* [INSTRUCTIONS FOR THE TASK]: Look through the records below and collect all lines that hold the string "Valor".

* [RECORDS FOR THIS EXERCISE]:
BEGIN

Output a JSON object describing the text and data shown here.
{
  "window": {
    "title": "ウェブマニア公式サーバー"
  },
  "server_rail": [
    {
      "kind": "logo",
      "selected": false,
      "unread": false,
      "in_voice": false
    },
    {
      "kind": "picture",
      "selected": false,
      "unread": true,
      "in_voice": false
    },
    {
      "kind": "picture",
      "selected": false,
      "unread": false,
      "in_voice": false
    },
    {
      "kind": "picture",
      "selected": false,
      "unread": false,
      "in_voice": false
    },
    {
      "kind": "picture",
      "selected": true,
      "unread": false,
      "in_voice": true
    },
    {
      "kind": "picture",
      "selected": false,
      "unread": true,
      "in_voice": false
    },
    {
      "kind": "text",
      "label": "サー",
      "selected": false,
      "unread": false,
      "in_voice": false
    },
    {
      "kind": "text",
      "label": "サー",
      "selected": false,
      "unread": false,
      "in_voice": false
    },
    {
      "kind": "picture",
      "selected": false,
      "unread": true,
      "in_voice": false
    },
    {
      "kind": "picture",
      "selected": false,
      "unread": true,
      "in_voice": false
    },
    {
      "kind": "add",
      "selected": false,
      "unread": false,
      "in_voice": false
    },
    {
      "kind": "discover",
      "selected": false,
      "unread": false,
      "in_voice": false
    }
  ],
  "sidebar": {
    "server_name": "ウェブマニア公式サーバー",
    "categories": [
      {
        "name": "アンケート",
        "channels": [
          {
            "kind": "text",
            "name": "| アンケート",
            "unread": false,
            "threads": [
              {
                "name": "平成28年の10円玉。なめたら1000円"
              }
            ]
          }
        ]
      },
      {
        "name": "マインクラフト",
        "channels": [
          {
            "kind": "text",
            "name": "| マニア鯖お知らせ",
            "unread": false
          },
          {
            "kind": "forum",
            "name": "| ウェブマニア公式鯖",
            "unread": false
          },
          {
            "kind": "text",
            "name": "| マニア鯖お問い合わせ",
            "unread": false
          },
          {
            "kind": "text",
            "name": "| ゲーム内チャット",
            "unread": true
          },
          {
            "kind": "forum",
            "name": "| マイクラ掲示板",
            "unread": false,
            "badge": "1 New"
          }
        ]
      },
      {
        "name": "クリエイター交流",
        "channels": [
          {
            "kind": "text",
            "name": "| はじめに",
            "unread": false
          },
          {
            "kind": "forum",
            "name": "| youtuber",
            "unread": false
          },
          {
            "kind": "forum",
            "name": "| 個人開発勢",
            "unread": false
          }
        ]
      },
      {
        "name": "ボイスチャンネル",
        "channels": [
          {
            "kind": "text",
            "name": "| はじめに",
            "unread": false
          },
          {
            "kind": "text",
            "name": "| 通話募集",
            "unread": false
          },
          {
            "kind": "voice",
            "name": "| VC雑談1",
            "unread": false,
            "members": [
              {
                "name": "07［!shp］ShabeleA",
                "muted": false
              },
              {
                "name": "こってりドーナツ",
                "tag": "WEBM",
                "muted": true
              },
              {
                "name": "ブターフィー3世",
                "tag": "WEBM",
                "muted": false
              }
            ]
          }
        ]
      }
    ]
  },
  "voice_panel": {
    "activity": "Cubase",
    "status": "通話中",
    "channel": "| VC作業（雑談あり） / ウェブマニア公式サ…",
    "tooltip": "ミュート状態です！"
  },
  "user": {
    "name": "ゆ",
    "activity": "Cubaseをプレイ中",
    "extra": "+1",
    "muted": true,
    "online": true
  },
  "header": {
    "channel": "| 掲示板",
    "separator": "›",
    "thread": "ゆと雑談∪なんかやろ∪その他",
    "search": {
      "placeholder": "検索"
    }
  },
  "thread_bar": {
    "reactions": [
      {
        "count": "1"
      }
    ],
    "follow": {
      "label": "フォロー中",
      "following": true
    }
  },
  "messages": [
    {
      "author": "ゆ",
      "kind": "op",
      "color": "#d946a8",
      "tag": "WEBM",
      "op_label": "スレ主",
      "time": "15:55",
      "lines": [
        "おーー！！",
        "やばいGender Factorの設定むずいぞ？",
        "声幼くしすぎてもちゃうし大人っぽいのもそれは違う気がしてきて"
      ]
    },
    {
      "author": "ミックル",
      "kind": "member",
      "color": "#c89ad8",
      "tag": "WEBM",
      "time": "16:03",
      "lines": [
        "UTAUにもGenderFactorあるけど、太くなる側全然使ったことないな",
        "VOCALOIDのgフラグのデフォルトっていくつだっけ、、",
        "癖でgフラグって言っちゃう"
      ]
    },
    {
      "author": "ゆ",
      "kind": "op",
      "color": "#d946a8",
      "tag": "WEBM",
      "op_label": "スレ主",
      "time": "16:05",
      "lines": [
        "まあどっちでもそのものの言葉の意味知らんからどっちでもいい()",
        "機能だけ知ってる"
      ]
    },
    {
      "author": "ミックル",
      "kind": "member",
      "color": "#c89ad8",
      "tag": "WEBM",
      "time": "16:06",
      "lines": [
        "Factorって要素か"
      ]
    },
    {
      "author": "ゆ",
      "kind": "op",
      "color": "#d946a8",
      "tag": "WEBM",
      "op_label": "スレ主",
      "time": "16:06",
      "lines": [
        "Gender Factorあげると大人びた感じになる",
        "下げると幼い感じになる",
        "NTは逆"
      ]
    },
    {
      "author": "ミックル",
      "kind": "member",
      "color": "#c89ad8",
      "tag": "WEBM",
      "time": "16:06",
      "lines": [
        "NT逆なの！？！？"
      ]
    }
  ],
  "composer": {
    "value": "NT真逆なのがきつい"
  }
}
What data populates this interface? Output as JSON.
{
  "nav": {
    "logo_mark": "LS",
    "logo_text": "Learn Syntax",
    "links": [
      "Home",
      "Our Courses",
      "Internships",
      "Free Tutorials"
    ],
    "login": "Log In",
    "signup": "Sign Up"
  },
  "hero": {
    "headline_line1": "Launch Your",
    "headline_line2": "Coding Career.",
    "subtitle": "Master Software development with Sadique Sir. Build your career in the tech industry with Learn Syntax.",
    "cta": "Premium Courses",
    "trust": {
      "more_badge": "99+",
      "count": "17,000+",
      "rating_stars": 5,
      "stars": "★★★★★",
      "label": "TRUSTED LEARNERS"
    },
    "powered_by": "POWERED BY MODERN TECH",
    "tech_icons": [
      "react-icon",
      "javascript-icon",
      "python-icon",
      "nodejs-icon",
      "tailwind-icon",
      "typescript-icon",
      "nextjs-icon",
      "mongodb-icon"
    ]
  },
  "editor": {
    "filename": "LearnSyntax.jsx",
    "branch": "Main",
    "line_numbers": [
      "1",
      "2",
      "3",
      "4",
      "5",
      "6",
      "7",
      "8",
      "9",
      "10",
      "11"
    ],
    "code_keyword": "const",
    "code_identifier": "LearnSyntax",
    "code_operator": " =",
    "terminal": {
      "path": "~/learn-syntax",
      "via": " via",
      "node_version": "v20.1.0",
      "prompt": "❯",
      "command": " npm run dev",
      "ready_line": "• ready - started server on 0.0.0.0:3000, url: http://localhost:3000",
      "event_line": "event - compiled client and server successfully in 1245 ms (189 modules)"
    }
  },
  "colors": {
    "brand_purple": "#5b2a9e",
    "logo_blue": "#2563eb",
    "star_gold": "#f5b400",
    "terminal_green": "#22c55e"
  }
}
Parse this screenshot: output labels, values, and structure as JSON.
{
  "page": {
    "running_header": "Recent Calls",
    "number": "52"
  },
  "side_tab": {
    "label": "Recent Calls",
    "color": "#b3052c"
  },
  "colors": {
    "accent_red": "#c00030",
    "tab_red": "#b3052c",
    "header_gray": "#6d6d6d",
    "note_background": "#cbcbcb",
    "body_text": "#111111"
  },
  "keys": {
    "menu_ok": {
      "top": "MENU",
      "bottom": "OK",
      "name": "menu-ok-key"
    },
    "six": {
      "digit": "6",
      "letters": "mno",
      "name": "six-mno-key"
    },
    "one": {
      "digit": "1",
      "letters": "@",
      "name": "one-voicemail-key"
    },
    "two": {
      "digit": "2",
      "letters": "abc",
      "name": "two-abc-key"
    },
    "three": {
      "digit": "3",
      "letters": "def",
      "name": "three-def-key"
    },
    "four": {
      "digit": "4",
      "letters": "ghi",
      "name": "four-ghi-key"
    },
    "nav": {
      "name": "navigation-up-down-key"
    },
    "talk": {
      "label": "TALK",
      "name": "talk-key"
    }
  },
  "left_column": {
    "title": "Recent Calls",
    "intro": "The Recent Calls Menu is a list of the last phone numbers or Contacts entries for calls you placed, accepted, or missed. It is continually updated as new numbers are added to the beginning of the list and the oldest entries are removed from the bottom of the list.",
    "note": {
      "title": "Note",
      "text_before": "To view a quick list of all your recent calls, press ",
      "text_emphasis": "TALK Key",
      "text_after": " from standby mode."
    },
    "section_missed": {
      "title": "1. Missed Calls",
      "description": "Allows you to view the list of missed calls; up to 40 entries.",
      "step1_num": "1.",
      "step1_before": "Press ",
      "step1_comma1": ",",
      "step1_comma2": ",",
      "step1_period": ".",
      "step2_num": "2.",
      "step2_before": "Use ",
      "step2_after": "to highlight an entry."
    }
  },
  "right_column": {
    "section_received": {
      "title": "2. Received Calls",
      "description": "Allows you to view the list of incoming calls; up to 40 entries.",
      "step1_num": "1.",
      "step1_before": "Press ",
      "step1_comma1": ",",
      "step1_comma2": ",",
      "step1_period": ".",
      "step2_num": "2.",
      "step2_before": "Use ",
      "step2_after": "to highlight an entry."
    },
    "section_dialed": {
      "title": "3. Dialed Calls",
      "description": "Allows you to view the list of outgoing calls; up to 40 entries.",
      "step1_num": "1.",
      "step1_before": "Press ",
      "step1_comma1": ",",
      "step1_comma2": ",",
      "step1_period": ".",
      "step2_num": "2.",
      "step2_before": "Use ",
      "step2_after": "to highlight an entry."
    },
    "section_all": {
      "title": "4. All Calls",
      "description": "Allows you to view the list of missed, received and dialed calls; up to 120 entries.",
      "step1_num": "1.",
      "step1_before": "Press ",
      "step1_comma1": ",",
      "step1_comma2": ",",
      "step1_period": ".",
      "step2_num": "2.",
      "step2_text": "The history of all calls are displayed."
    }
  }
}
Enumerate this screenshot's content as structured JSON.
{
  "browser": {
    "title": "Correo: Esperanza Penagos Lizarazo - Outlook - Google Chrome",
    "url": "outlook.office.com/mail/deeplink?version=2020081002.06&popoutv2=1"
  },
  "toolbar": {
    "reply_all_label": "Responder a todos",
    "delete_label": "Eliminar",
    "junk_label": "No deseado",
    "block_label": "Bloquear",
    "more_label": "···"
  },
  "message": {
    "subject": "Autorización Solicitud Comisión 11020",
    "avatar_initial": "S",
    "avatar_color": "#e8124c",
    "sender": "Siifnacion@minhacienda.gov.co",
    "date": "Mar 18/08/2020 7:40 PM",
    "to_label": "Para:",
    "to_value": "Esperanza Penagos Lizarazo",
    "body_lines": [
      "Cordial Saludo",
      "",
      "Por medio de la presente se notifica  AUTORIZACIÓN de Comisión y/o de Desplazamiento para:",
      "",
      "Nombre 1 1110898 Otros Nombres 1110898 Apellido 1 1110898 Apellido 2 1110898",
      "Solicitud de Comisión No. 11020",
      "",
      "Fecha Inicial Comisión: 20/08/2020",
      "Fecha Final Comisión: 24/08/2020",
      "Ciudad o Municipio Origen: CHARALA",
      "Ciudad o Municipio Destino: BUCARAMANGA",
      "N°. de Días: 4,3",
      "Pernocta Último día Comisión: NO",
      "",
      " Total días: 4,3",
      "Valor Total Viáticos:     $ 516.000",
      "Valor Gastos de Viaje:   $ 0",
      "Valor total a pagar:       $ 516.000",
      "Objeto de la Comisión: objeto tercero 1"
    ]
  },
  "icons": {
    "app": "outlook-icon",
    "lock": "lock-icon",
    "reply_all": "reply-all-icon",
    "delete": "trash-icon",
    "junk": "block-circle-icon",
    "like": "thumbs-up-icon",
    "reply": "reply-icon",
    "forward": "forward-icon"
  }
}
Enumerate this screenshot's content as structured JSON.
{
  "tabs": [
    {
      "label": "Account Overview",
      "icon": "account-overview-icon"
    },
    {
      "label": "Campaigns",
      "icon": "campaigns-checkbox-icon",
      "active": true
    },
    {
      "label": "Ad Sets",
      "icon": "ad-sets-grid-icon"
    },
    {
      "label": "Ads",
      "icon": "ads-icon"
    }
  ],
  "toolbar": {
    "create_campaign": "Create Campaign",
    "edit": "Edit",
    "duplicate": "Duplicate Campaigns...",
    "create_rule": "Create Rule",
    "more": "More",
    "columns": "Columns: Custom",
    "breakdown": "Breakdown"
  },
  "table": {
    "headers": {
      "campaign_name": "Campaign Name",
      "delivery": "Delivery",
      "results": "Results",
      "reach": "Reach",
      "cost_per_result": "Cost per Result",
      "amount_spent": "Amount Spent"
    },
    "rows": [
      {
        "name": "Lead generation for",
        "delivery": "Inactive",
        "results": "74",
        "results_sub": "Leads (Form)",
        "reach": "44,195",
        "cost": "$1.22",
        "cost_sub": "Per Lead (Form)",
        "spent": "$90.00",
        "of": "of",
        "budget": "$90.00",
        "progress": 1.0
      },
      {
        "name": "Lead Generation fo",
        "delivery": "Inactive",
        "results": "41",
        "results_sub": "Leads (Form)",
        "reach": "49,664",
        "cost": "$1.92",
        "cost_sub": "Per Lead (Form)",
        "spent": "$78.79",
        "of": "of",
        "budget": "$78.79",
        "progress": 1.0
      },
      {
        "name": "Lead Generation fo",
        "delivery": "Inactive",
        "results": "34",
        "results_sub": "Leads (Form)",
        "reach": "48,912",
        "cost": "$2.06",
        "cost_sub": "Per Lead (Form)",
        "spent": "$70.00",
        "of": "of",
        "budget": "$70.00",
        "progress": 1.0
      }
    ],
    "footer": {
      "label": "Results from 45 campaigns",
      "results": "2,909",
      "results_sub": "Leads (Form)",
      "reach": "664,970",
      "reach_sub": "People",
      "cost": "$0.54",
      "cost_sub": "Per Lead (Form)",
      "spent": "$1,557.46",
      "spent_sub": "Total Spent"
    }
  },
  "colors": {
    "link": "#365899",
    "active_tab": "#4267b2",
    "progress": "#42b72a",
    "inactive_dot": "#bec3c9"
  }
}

END

* [ANSWER BELOW]:
      "Valor Total Viáticos:     $ 516.000",
      "Valor Gastos de Viaje:   $ 0",
      "Valor total a pagar:       $ 516.000",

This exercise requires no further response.